• [WRITTEN PROBLEM]: Your task is to output the entries below word for word.

• [DATASET EXCERPTS]:
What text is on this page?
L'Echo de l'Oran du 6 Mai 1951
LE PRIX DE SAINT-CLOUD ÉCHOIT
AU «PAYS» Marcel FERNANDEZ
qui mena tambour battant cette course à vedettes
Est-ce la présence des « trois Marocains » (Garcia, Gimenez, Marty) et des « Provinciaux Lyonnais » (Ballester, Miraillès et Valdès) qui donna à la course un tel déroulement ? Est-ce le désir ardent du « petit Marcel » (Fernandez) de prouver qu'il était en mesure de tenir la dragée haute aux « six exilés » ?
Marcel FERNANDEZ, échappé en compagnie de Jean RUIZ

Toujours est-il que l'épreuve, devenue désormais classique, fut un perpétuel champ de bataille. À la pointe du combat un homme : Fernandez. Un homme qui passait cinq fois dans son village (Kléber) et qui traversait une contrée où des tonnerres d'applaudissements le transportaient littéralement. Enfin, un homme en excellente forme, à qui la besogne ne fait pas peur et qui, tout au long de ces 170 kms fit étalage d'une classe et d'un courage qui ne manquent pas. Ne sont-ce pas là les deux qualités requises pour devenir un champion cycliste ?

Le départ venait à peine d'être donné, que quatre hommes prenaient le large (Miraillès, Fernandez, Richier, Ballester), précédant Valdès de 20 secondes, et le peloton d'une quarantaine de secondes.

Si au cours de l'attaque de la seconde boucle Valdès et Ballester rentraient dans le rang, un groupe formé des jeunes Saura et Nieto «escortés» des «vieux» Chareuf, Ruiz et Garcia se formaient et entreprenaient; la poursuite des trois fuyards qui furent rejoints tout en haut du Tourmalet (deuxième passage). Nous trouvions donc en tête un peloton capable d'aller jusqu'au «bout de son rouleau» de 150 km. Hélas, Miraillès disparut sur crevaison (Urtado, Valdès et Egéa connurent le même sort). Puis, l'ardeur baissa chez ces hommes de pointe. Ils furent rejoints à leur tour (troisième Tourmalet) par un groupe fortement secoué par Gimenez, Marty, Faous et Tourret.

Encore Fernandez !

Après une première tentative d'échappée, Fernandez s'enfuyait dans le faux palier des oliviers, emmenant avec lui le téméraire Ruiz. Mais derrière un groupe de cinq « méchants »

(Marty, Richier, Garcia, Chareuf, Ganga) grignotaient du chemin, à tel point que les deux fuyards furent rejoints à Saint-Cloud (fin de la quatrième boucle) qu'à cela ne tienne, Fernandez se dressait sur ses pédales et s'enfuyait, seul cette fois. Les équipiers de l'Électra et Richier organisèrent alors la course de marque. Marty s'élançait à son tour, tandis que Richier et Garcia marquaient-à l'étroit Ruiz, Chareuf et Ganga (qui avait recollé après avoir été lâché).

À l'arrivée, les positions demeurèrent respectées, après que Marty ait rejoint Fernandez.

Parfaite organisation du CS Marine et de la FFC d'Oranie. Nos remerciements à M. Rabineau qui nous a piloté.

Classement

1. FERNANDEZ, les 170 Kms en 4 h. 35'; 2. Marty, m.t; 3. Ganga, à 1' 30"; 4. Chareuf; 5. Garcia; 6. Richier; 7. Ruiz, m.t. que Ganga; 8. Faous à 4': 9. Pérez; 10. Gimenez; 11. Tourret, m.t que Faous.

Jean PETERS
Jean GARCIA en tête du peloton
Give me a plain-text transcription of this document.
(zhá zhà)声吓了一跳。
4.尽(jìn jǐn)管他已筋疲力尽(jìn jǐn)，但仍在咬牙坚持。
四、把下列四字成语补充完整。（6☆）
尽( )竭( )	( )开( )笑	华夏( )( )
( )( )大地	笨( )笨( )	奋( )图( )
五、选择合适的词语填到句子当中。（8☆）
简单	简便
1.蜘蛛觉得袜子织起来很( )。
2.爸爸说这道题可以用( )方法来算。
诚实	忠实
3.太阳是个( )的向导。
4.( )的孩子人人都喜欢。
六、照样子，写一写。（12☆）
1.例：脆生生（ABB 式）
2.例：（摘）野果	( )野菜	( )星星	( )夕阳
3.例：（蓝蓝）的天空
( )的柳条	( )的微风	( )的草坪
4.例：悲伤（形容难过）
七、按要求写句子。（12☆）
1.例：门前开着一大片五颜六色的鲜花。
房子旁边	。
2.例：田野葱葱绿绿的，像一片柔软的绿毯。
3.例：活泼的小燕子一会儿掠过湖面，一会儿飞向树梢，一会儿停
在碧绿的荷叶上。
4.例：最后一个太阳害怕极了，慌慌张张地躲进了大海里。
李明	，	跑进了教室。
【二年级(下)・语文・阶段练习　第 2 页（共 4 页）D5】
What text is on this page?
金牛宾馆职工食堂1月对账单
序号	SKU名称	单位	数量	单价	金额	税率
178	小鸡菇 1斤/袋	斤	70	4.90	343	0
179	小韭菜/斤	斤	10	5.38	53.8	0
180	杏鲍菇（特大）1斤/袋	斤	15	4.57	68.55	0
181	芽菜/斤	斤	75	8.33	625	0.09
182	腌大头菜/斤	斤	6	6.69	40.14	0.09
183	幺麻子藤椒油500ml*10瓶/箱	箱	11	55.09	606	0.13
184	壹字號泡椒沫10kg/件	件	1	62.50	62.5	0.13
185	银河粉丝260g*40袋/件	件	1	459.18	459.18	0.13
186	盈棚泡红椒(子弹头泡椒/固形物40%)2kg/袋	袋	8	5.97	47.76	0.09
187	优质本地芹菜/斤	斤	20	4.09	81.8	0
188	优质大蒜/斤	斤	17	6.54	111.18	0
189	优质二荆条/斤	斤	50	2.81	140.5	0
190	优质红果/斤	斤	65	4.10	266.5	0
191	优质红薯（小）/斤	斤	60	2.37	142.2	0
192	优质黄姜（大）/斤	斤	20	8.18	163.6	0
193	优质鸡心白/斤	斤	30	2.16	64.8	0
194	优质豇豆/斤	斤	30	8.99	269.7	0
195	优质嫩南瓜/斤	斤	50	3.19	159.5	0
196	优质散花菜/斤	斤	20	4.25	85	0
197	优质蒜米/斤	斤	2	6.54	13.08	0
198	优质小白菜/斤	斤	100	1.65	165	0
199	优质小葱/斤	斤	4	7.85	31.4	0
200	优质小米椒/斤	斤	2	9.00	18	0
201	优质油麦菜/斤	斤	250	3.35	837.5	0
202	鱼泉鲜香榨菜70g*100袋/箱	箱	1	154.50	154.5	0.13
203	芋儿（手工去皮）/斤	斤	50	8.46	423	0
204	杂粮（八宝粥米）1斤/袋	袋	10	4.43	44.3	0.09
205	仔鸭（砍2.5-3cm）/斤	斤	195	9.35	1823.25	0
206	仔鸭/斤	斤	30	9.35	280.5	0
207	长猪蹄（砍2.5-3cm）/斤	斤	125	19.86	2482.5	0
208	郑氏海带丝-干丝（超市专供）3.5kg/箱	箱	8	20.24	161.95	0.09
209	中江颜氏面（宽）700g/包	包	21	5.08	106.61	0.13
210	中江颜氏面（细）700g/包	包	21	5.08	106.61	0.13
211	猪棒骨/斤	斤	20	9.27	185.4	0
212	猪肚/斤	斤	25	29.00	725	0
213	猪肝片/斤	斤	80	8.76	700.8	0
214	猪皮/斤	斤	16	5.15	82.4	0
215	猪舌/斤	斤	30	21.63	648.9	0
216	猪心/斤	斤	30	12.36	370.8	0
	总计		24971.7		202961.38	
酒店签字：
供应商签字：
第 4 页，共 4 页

• [EXERCISE OUTPUT]:
What text is on this page?
L'Echo de l'Oran du 6 Mai 1951
LE PRIX DE SAINT-CLOUD ÉCHOIT
AU «PAYS» Marcel FERNANDEZ
qui mena tambour battant cette course à vedettes
Est-ce la présence des « trois Marocains » (Garcia, Gimenez, Marty) et des « Provinciaux Lyonnais » (Ballester, Miraillès et Valdès) qui donna à la course un tel déroulement ? Est-ce le désir ardent du « petit Marcel » (Fernandez) de prouver qu'il était en mesure de tenir la dragée haute aux « six exilés » ?
Marcel FERNANDEZ, échappé en compagnie de Jean RUIZ

Toujours est-il que l'épreuve, devenue désormais classique, fut un perpétuel champ de bataille. À la pointe du combat un homme : Fernandez. Un homme qui passait cinq fois dans son village (Kléber) et qui traversait une contrée où des tonnerres d'applaudissements le transportaient littéralement. Enfin, un homme en excellente forme, à qui la besogne ne fait pas peur et qui, tout au long de ces 170 kms fit étalage d'une classe et d'un courage qui ne manquent pas. Ne sont-ce pas là les deux qualités requises pour devenir un champion cycliste ?

Le départ venait à peine d'être donné, que quatre hommes prenaient le large (Miraillès, Fernandez, Richier, Ballester), précédant Valdès de 20 secondes, et le peloton d'une quarantaine de secondes.

Si au cours de l'attaque de la seconde boucle Valdès et Ballester rentraient dans le rang, un groupe formé des jeunes Saura et Nieto «escortés» des «vieux» Chareuf, Ruiz et Garcia se formaient et entreprenaient; la poursuite des trois fuyards qui furent rejoints tout en haut du Tourmalet (deuxième passage). Nous trouvions donc en tête un peloton capable d'aller jusqu'au «bout de son rouleau» de 150 km. Hélas, Miraillès disparut sur crevaison (Urtado, Valdès et Egéa connurent le même sort). Puis, l'ardeur baissa chez ces hommes de pointe. Ils furent rejoints à leur tour (troisième Tourmalet) par un groupe fortement secoué par Gimenez, Marty, Faous et Tourret.

Encore Fernandez !

Après une première tentative d'échappée, Fernandez s'enfuyait dans le faux palier des oliviers, emmenant avec lui le téméraire Ruiz. Mais derrière un groupe de cinq « méchants »

(Marty, Richier, Garcia, Chareuf, Ganga) grignotaient du chemin, à tel point que les deux fuyards furent rejoints à Saint-Cloud (fin de la quatrième boucle) qu'à cela ne tienne, Fernandez se dressait sur ses pédales et s'enfuyait, seul cette fois. Les équipiers de l'Électra et Richier organisèrent alors la course de marque. Marty s'élançait à son tour, tandis que Richier et Garcia marquaient-à l'étroit Ruiz, Chareuf et Ganga (qui avait recollé après avoir été lâché).

À l'arrivée, les positions demeurèrent respectées, après que Marty ait rejoint Fernandez.

Parfaite organisation du CS Marine et de la FFC d'Oranie. Nos remerciements à M. Rabineau qui nous a piloté.

Classement

1. FERNANDEZ, les 170 Kms en 4 h. 35'; 2. Marty, m.t; 3. Ganga, à 1' 30"; 4. Chareuf; 5. Garcia; 6. Richier; 7. Ruiz, m.t. que Ganga; 8. Faous à 4': 9. Pérez; 10. Gimenez; 11. Tourret, m.t que Faous.

Jean PETERS
Jean GARCIA en tête du peloton
Give me a plain-text transcription of this document.
(zhá zhà)声吓了一跳。
4.尽(jìn jǐn)管他已筋疲力尽(jìn jǐn)，但仍在咬牙坚持。
四、把下列四字成语补充完整。（6☆）
尽( )竭( )	( )开( )笑	华夏( )( )
( )( )大地	笨( )笨( )	奋( )图( )
五、选择合适的词语填到句子当中。（8☆）
简单	简便
1.蜘蛛觉得袜子织起来很( )。
2.爸爸说这道题可以用( )方法来算。
诚实	忠实
3.太阳是个( )的向导。
4.( )的孩子人人都喜欢。
六、照样子，写一写。（12☆）
1.例：脆生生（ABB 式）
2.例：（摘）野果	( )野菜	( )星星	( )夕阳
3.例：（蓝蓝）的天空
( )的柳条	( )的微风	( )的草坪
4.例：悲伤（形容难过）
七、按要求写句子。（12☆）
1.例：门前开着一大片五颜六色的鲜花。
房子旁边	。
2.例：田野葱葱绿绿的，像一片柔软的绿毯。
3.例：活泼的小燕子一会儿掠过湖面，一会儿飞向树梢，一会儿停
在碧绿的荷叶上。
4.例：最后一个太阳害怕极了，慌慌张张地躲进了大海里。
李明	，	跑进了教室。
【二年级(下)・语文・阶段练习　第 2 页（共 4 页）D5】
What text is on this page?
金牛宾馆职工食堂1月对账单
序号	SKU名称	单位	数量	单价	金额	税率
178	小鸡菇 1斤/袋	斤	70	4.90	343	0
179	小韭菜/斤	斤	10	5.38	53.8	0
180	杏鲍菇（特大）1斤/袋	斤	15	4.57	68.55	0
181	芽菜/斤	斤	75	8.33	625	0.09
182	腌大头菜/斤	斤	6	6.69	40.14	0.09
183	幺麻子藤椒油500ml*10瓶/箱	箱	11	55.09	606	0.13
184	壹字號泡椒沫10kg/件	件	1	62.50	62.5	0.13
185	银河粉丝260g*40袋/件	件	1	459.18	459.18	0.13
186	盈棚泡红椒(子弹头泡椒/固形物40%)2kg/袋	袋	8	5.97	47.76	0.09
187	优质本地芹菜/斤	斤	20	4.09	81.8	0
188	优质大蒜/斤	斤	17	6.54	111.18	0
189	优质二荆条/斤	斤	50	2.81	140.5	0
190	优质红果/斤	斤	65	4.10	266.5	0
191	优质红薯（小）/斤	斤	60	2.37	142.2	0
192	优质黄姜（大）/斤	斤	20	8.18	163.6	0
193	优质鸡心白/斤	斤	30	2.16	64.8	0
194	优质豇豆/斤	斤	30	8.99	269.7	0
195	优质嫩南瓜/斤	斤	50	3.19	159.5	0
196	优质散花菜/斤	斤	20	4.25	85	0
197	优质蒜米/斤	斤	2	6.54	13.08	0
198	优质小白菜/斤	斤	100	1.65	165	0
199	优质小葱/斤	斤	4	7.85	31.4	0
200	优质小米椒/斤	斤	2	9.00	18	0
201	优质油麦菜/斤	斤	250	3.35	837.5	0
202	鱼泉鲜香榨菜70g*100袋/箱	箱	1	154.50	154.5	0.13
203	芋儿（手工去皮）/斤	斤	50	8.46	423	0
204	杂粮（八宝粥米）1斤/袋	袋	10	4.43	44.3	0.09
205	仔鸭（砍2.5-3cm）/斤	斤	195	9.35	1823.25	0
206	仔鸭/斤	斤	30	9.35	280.5	0
207	长猪蹄（砍2.5-3cm）/斤	斤	125	19.86	2482.5	0
208	郑氏海带丝-干丝（超市专供）3.5kg/箱	箱	8	20.24	161.95	0.09
209	中江颜氏面（宽）700g/包	包	21	5.08	106.61	0.13
210	中江颜氏面（细）700g/包	包	21	5.08	106.61	0.13
211	猪棒骨/斤	斤	20	9.27	185.4	0
212	猪肚/斤	斤	25	29.00	725	0
213	猪肝片/斤	斤	80	8.76	700.8	0
214	猪皮/斤	斤	16	5.15	82.4	0
215	猪舌/斤	斤	30	21.63	648.9	0
216	猪心/斤	斤	30	12.36	370.8	0
	总计		24971.7		202961.38	
酒店签字：
供应商签字：
第 4 页，共 4 页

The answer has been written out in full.